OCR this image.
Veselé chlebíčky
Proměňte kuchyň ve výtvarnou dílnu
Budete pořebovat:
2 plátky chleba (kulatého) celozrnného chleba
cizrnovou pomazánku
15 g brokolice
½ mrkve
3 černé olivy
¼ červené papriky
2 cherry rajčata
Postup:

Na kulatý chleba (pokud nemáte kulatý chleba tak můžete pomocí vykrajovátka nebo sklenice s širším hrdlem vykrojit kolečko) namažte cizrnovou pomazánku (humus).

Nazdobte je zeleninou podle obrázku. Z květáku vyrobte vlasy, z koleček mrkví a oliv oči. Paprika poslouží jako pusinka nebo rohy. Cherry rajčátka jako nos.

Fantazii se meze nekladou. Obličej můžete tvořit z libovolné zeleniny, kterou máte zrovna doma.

※ ※ ※

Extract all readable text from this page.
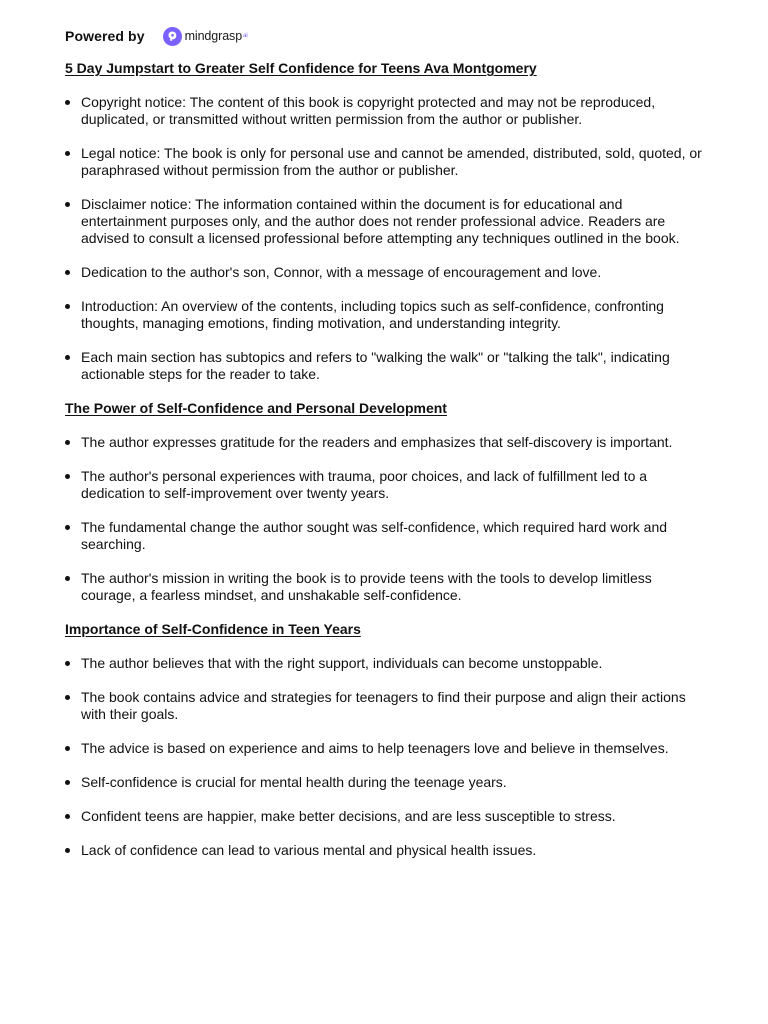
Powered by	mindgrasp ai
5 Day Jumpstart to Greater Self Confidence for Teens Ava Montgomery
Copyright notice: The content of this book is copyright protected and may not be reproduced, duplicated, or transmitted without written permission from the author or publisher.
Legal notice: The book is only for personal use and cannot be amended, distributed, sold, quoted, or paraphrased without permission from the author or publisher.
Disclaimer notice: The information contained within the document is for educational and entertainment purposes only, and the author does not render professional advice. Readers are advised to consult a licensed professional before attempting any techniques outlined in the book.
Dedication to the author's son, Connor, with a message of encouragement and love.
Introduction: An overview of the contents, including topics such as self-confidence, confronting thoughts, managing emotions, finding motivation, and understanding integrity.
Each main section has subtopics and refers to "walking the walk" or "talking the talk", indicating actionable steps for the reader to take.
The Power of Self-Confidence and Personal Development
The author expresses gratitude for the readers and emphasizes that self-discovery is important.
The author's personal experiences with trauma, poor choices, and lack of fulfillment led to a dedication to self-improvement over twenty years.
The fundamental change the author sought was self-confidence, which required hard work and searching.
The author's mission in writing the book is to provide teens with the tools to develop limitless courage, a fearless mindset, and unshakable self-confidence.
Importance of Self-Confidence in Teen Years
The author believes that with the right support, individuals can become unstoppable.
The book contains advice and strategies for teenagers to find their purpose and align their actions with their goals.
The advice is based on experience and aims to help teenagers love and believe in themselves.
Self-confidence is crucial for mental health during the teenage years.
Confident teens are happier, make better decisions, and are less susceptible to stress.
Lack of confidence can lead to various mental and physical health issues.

※ ※ ※

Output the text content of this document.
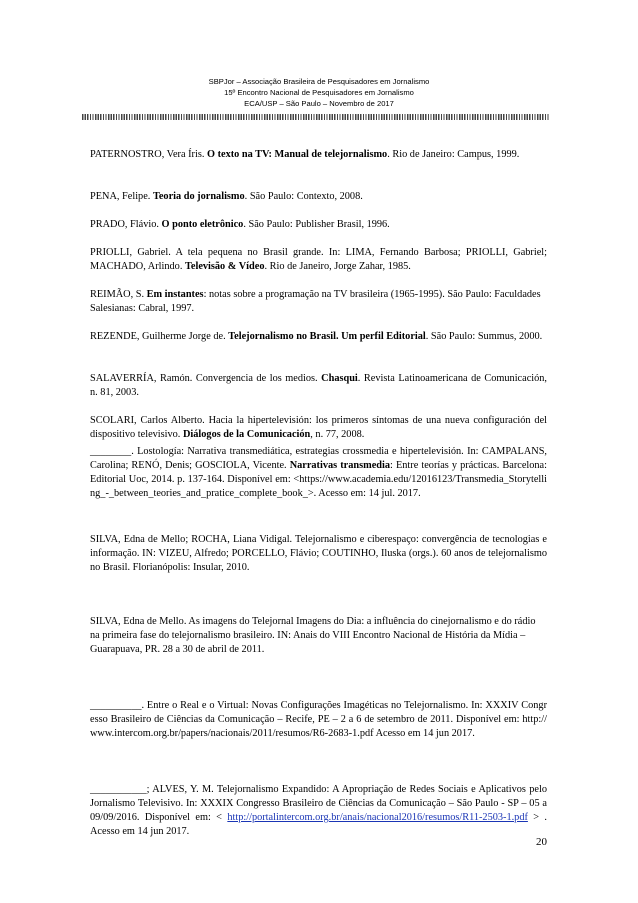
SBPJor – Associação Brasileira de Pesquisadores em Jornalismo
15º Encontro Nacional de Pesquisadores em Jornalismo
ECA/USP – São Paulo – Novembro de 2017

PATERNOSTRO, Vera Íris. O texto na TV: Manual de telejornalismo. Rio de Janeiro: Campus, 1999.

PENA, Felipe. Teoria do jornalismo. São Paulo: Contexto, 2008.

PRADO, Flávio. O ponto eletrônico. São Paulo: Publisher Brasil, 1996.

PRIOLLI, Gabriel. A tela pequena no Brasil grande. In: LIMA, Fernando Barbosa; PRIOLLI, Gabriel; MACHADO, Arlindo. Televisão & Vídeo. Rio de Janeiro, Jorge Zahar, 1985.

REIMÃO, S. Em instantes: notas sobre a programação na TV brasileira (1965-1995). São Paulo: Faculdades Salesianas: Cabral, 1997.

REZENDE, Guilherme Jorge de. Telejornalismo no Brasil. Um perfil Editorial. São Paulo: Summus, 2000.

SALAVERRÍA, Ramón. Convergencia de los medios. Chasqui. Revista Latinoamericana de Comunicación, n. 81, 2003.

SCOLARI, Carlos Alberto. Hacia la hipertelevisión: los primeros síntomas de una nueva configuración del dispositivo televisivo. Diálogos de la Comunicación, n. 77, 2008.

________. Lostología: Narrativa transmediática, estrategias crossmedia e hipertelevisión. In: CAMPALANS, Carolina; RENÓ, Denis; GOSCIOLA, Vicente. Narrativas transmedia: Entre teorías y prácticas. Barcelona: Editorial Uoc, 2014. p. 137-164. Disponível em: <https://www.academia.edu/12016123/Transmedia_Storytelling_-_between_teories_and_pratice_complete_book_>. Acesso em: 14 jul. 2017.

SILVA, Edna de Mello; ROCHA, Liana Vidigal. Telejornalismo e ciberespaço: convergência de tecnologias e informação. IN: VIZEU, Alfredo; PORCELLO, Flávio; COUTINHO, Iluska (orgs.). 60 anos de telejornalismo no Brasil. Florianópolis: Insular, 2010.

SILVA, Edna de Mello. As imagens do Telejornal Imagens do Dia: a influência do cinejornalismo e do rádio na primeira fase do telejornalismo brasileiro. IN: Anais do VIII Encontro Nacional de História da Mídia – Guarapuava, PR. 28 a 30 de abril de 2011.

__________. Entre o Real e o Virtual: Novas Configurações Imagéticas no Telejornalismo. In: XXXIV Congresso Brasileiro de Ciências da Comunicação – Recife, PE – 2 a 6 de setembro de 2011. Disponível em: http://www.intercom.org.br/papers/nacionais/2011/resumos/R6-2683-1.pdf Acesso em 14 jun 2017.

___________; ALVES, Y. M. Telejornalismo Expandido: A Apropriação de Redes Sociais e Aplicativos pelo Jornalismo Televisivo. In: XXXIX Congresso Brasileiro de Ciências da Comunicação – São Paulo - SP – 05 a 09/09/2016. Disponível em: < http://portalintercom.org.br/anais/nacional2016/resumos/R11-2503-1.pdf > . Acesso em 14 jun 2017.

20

※ ※ ※

:: Exercise brief ::
Pull out each line of the records holding the string "Editorial".

:: Final answer ::
REZENDE, Guilherme Jorge de. Telejornalismo no Brasil. Um perfil Editorial. São Paulo: Summus, 2000.
________. Lostología: Narrativa transmediática, estrategias crossmedia e hipertelevisión. In: CAMPALANS, Carolina; RENÓ, Denis; GOSCIOLA, Vicente. Narrativas transmedia: Entre teorías y prácticas. Barcelona: Editorial Uoc, 2014. p. 137-164. Disponível em: <https://www.academia.edu/12016123/Transmedia_Storytelling_-_between_teories_and_pratice_complete_book_>. Acesso em: 14 jul. 2017.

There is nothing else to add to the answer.